>> Begin Input records

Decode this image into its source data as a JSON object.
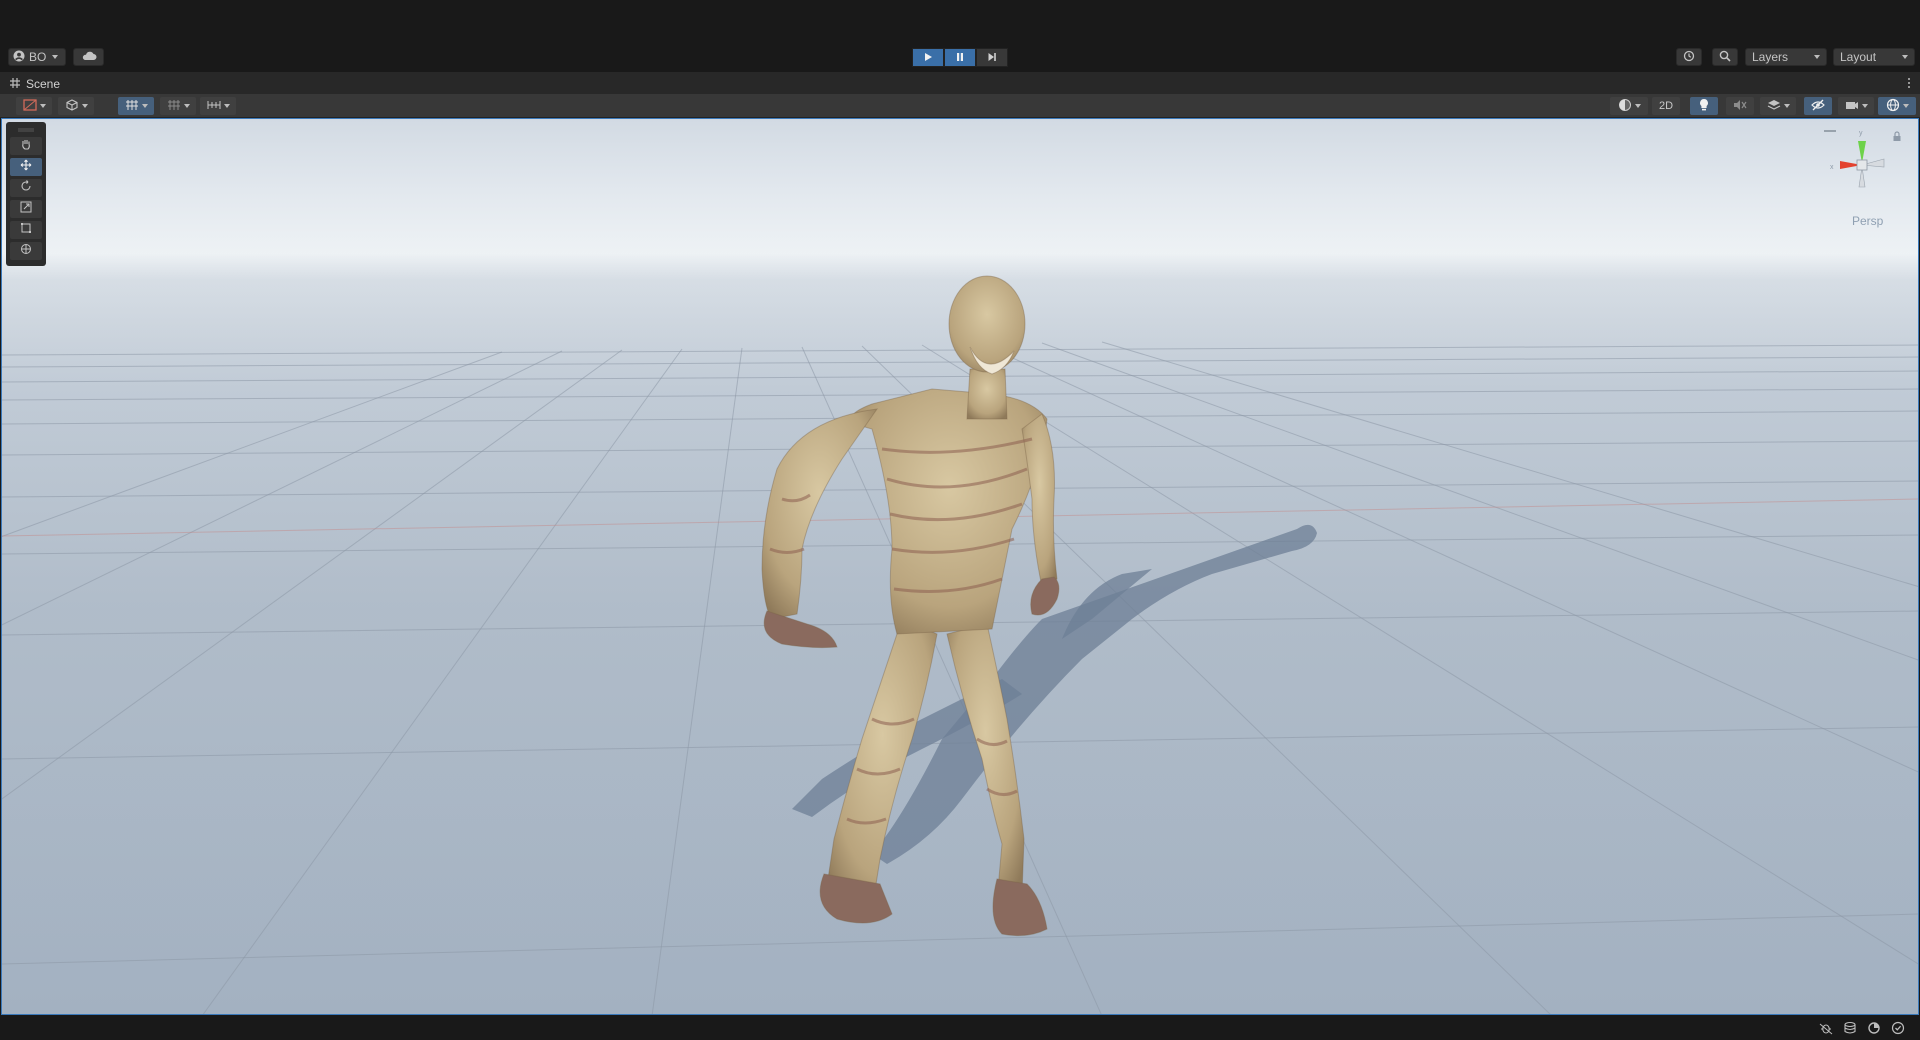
{
  "toolbar": {
    "account_label": "BO",
    "layers_label": "Layers",
    "layout_label": "Layout"
  },
  "scene_tab": {
    "title": "Scene"
  },
  "scene_toolbar": {
    "mode_2d_label": "2D"
  },
  "viewport": {
    "projection_label": "Persp",
    "model": "Mummy character (T-pose walking, bandaged)"
  },
  "colors": {
    "accent_blue": "#3a6fa8",
    "active_tool": "#46607c",
    "gizmo_y": "#6dd24a",
    "gizmo_x": "#e3422f",
    "viewport_border": "#3a79bb"
  }
}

>> End Input records

Repeat the material above in full and unchanged, minus its images.

Solved problem =
Decode this image into its source data as a JSON object.
{
  "toolbar": {
    "account_label": "BO",
    "layers_label": "Layers",
    "layout_label": "Layout"
  },
  "scene_tab": {
    "title": "Scene"
  },
  "scene_toolbar": {
    "mode_2d_label": "2D"
  },
  "viewport": {
    "projection_label": "Persp",
    "model": "Mummy character (T-pose walking, bandaged)"
  },
  "colors": {
    "accent_blue": "#3a6fa8",
    "active_tool": "#46607c",
    "gizmo_y": "#6dd24a",
    "gizmo_x": "#e3422f",
    "viewport_border": "#3a79bb"
  }
}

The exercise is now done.